_What you should do_. In the following material, identify every line holding the string "values" and return it.

[Entries with figure data]
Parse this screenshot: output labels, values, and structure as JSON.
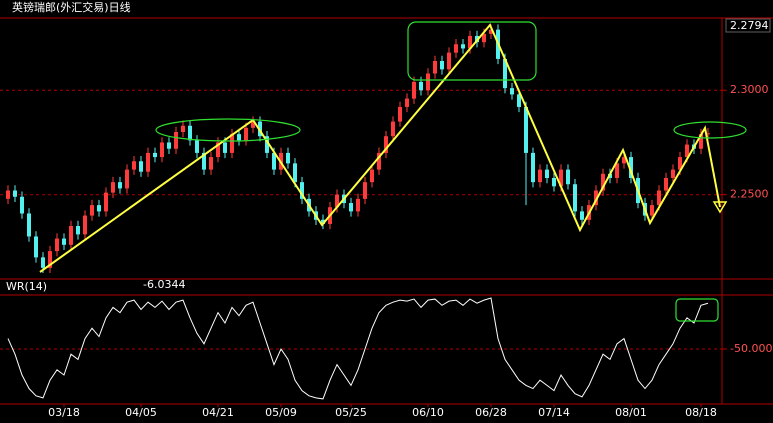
{
  "chart_data": [
    {
      "type": "candlestick",
      "title": "英镑瑞郎(外汇交易)日线",
      "categories": [
        null,
        null,
        null,
        null,
        null,
        null,
        null,
        null,
        "03/18",
        null,
        null,
        null,
        null,
        null,
        null,
        null,
        null,
        null,
        null,
        "04/05",
        null,
        null,
        null,
        null,
        null,
        null,
        null,
        null,
        null,
        null,
        "04/21",
        null,
        null,
        null,
        null,
        null,
        null,
        null,
        null,
        "05/09",
        null,
        null,
        null,
        null,
        null,
        null,
        null,
        null,
        null,
        "05/25",
        null,
        null,
        null,
        null,
        null,
        null,
        null,
        null,
        null,
        null,
        "06/10",
        null,
        null,
        null,
        null,
        null,
        null,
        null,
        null,
        "06/28",
        null,
        null,
        null,
        null,
        null,
        null,
        null,
        null,
        "07/14",
        null,
        null,
        null,
        null,
        null,
        null,
        null,
        null,
        null,
        null,
        "08/01",
        null,
        null,
        null,
        null,
        null,
        null,
        null,
        null,
        null,
        "08/18",
        null
      ],
      "candles": [
        [
          2.248,
          2.2545,
          2.2455,
          2.252
        ],
        [
          2.252,
          2.2545,
          2.2465,
          2.249
        ],
        [
          2.249,
          2.2515,
          2.2385,
          2.241
        ],
        [
          2.241,
          2.2435,
          2.2275,
          2.23
        ],
        [
          2.23,
          2.2325,
          2.2175,
          2.22
        ],
        [
          2.22,
          2.2225,
          2.2125,
          2.215
        ],
        [
          2.215,
          2.2255,
          2.2125,
          2.223
        ],
        [
          2.223,
          2.2315,
          2.2205,
          2.229
        ],
        [
          2.229,
          2.2315,
          2.2235,
          2.226
        ],
        [
          2.226,
          2.2375,
          2.2235,
          2.235
        ],
        [
          2.235,
          2.2375,
          2.2285,
          2.231
        ],
        [
          2.231,
          2.2425,
          2.2285,
          2.24
        ],
        [
          2.24,
          2.2475,
          2.2375,
          2.245
        ],
        [
          2.245,
          2.2475,
          2.2395,
          2.242
        ],
        [
          2.242,
          2.2535,
          2.2395,
          2.251
        ],
        [
          2.251,
          2.2585,
          2.2485,
          2.256
        ],
        [
          2.256,
          2.2585,
          2.2505,
          2.253
        ],
        [
          2.253,
          2.2645,
          2.2505,
          2.262
        ],
        [
          2.262,
          2.2685,
          2.2595,
          2.266
        ],
        [
          2.266,
          2.2685,
          2.2585,
          2.261
        ],
        [
          2.261,
          2.2725,
          2.2585,
          2.27
        ],
        [
          2.27,
          2.2725,
          2.2655,
          2.268
        ],
        [
          2.268,
          2.2775,
          2.2655,
          2.275
        ],
        [
          2.275,
          2.2775,
          2.2695,
          2.272
        ],
        [
          2.272,
          2.2825,
          2.2695,
          2.28
        ],
        [
          2.28,
          2.2855,
          2.2775,
          2.283
        ],
        [
          2.283,
          2.2855,
          2.2735,
          2.276
        ],
        [
          2.276,
          2.2785,
          2.2675,
          2.27
        ],
        [
          2.27,
          2.2725,
          2.2595,
          2.262
        ],
        [
          2.262,
          2.2705,
          2.2595,
          2.268
        ],
        [
          2.268,
          2.2775,
          2.2655,
          2.275
        ],
        [
          2.275,
          2.2775,
          2.2675,
          2.27
        ],
        [
          2.27,
          2.2815,
          2.2675,
          2.279
        ],
        [
          2.279,
          2.2815,
          2.2735,
          2.276
        ],
        [
          2.276,
          2.2845,
          2.2735,
          2.282
        ],
        [
          2.282,
          2.2875,
          2.2795,
          2.285
        ],
        [
          2.285,
          2.2875,
          2.2755,
          2.278
        ],
        [
          2.278,
          2.2805,
          2.2675,
          2.27
        ],
        [
          2.27,
          2.2725,
          2.2595,
          2.262
        ],
        [
          2.262,
          2.2725,
          2.2595,
          2.27
        ],
        [
          2.27,
          2.2725,
          2.2625,
          2.265
        ],
        [
          2.265,
          2.2675,
          2.2535,
          2.256
        ],
        [
          2.256,
          2.2585,
          2.2455,
          2.248
        ],
        [
          2.248,
          2.2505,
          2.2395,
          2.242
        ],
        [
          2.242,
          2.2445,
          2.2355,
          2.238
        ],
        [
          2.238,
          2.2405,
          2.2335,
          2.236
        ],
        [
          2.236,
          2.2465,
          2.2335,
          2.244
        ],
        [
          2.244,
          2.2525,
          2.2415,
          2.25
        ],
        [
          2.25,
          2.2525,
          2.2435,
          2.246
        ],
        [
          2.246,
          2.2485,
          2.2395,
          2.242
        ],
        [
          2.242,
          2.2505,
          2.2395,
          2.248
        ],
        [
          2.248,
          2.2585,
          2.2455,
          2.256
        ],
        [
          2.256,
          2.2645,
          2.2535,
          2.262
        ],
        [
          2.262,
          2.2725,
          2.2595,
          2.27
        ],
        [
          2.27,
          2.2805,
          2.2675,
          2.278
        ],
        [
          2.278,
          2.2875,
          2.2755,
          2.285
        ],
        [
          2.285,
          2.2945,
          2.2825,
          2.292
        ],
        [
          2.292,
          2.2985,
          2.2895,
          2.296
        ],
        [
          2.296,
          2.3065,
          2.2935,
          2.304
        ],
        [
          2.304,
          2.3065,
          2.2975,
          2.3
        ],
        [
          2.3,
          2.3105,
          2.2975,
          2.308
        ],
        [
          2.308,
          2.3165,
          2.3055,
          2.314
        ],
        [
          2.314,
          2.3165,
          2.3075,
          2.31
        ],
        [
          2.31,
          2.3205,
          2.3075,
          2.318
        ],
        [
          2.318,
          2.3245,
          2.3155,
          2.322
        ],
        [
          2.322,
          2.3245,
          2.3175,
          2.32
        ],
        [
          2.32,
          2.3285,
          2.3175,
          2.326
        ],
        [
          2.326,
          2.3285,
          2.3205,
          2.323
        ],
        [
          2.323,
          2.3295,
          2.3205,
          2.327
        ],
        [
          2.327,
          2.3315,
          2.3245,
          2.329
        ],
        [
          2.329,
          2.3315,
          2.3125,
          2.315
        ],
        [
          2.315,
          2.3175,
          2.2985,
          2.301
        ],
        [
          2.301,
          2.3035,
          2.2955,
          2.298
        ],
        [
          2.298,
          2.3005,
          2.2895,
          2.292
        ],
        [
          2.292,
          2.2945,
          2.245,
          2.27
        ],
        [
          2.27,
          2.2725,
          2.2535,
          2.256
        ],
        [
          2.256,
          2.2645,
          2.2535,
          2.262
        ],
        [
          2.262,
          2.2645,
          2.2555,
          2.258
        ],
        [
          2.258,
          2.2605,
          2.2515,
          2.254
        ],
        [
          2.254,
          2.2645,
          2.2515,
          2.262
        ],
        [
          2.262,
          2.2645,
          2.2525,
          2.255
        ],
        [
          2.255,
          2.2575,
          2.2395,
          2.242
        ],
        [
          2.242,
          2.2445,
          2.2355,
          2.238
        ],
        [
          2.238,
          2.2475,
          2.2355,
          2.245
        ],
        [
          2.245,
          2.2545,
          2.2425,
          2.252
        ],
        [
          2.252,
          2.2625,
          2.2495,
          2.26
        ],
        [
          2.26,
          2.2625,
          2.2555,
          2.258
        ],
        [
          2.258,
          2.2675,
          2.2555,
          2.265
        ],
        [
          2.265,
          2.2705,
          2.2625,
          2.268
        ],
        [
          2.268,
          2.2705,
          2.2555,
          2.258
        ],
        [
          2.258,
          2.2605,
          2.2435,
          2.246
        ],
        [
          2.246,
          2.2485,
          2.2375,
          2.24
        ],
        [
          2.24,
          2.2475,
          2.2375,
          2.245
        ],
        [
          2.245,
          2.2545,
          2.2425,
          2.252
        ],
        [
          2.252,
          2.2605,
          2.2495,
          2.258
        ],
        [
          2.258,
          2.2645,
          2.2555,
          2.262
        ],
        [
          2.262,
          2.2705,
          2.2595,
          2.268
        ],
        [
          2.268,
          2.2765,
          2.2655,
          2.274
        ],
        [
          2.274,
          2.2765,
          2.2695,
          2.272
        ],
        [
          2.272,
          2.2815,
          2.2695,
          2.279
        ],
        [
          2.279,
          2.2819,
          2.2765,
          2.2794
        ]
      ],
      "up_color": "#ff3c3c",
      "down_color": "#54f0f0",
      "ylim": [
        2.2106,
        2.3341
      ],
      "yticks": [
        {
          "value": 2.25,
          "label": "2.2500"
        },
        {
          "value": 2.3,
          "label": "2.3000"
        }
      ],
      "grid": true,
      "grid_color": "#b00000"
    },
    {
      "type": "line",
      "name": "WR(14)",
      "color": "#ffffff",
      "values": [
        -40,
        -55,
        -75,
        -88,
        -95,
        -97,
        -80,
        -70,
        -75,
        -55,
        -60,
        -40,
        -30,
        -38,
        -20,
        -10,
        -15,
        -5,
        -3,
        -12,
        -5,
        -10,
        -4,
        -12,
        -5,
        -3,
        -20,
        -35,
        -45,
        -30,
        -15,
        -25,
        -10,
        -18,
        -8,
        -5,
        -25,
        -45,
        -65,
        -50,
        -60,
        -80,
        -90,
        -95,
        -97,
        -98,
        -80,
        -65,
        -75,
        -85,
        -70,
        -50,
        -30,
        -15,
        -8,
        -5,
        -3,
        -4,
        -2,
        -10,
        -3,
        -2,
        -8,
        -4,
        -3,
        -8,
        -2,
        -6,
        -3,
        -1,
        -40,
        -60,
        -70,
        -80,
        -85,
        -88,
        -80,
        -85,
        -90,
        -75,
        -85,
        -93,
        -96,
        -85,
        -70,
        -55,
        -60,
        -45,
        -40,
        -60,
        -80,
        -88,
        -80,
        -65,
        -55,
        -45,
        -30,
        -20,
        -25,
        -8,
        -6.0344
      ],
      "ylim": [
        -100,
        0
      ],
      "yticks": [
        {
          "value": -50,
          "label": "-50.0000"
        }
      ],
      "grid": true,
      "grid_color": "#b00000"
    }
  ]
}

_Output for this exercise_.
Parse this screenshot: output labels, values, and structure as JSON.
      "values": [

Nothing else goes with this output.